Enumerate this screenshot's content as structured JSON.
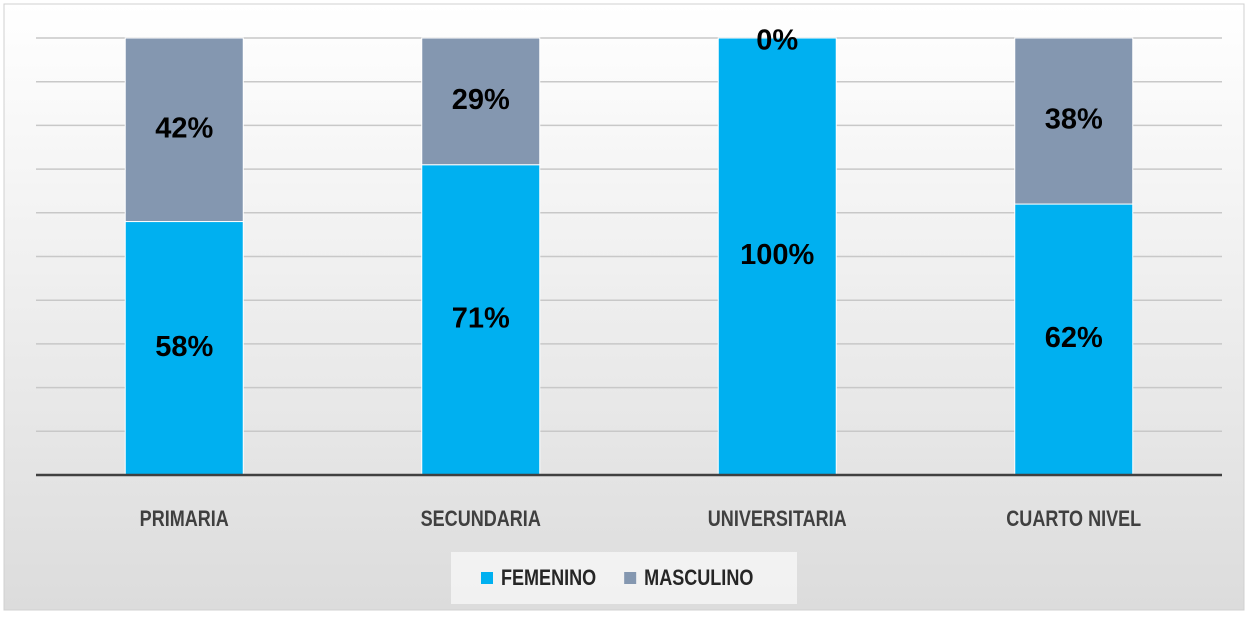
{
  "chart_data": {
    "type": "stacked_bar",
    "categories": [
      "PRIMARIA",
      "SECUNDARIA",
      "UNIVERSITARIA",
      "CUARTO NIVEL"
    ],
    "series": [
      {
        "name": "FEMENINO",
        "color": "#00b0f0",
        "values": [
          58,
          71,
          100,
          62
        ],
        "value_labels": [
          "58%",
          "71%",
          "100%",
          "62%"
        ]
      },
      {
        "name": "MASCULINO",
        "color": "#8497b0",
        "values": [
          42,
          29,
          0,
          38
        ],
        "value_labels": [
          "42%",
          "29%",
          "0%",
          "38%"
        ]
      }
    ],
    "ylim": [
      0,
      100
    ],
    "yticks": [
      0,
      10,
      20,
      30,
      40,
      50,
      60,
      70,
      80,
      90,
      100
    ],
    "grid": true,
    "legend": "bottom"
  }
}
-------
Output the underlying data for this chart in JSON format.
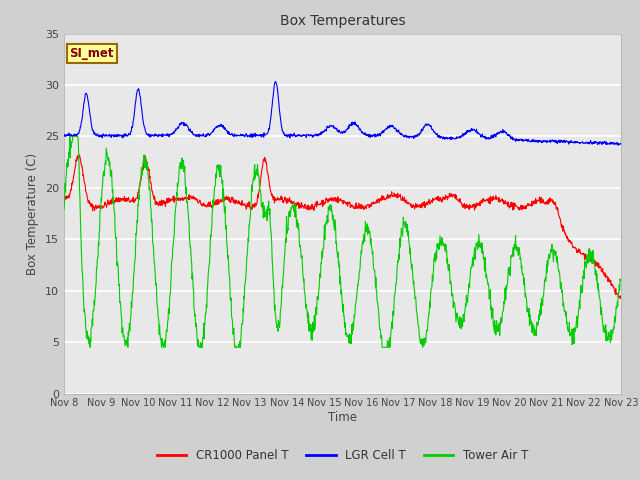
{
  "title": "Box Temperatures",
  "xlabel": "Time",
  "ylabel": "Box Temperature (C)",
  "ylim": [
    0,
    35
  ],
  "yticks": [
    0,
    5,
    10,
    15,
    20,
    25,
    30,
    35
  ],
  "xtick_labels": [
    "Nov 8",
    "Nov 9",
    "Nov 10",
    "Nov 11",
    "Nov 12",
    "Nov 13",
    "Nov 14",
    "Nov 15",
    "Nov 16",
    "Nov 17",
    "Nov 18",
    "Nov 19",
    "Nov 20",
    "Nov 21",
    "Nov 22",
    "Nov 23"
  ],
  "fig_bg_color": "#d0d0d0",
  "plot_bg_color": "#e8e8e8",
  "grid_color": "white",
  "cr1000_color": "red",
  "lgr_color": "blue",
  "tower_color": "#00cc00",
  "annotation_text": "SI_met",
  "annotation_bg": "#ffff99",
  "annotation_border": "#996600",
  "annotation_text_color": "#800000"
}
-------
• THE REQUEST
Return all lines containing "this".

• WRITTEN ANSWER
Enumerate this screenshot's content as structured JSON.
Output the underlying data for this chart in JSON format.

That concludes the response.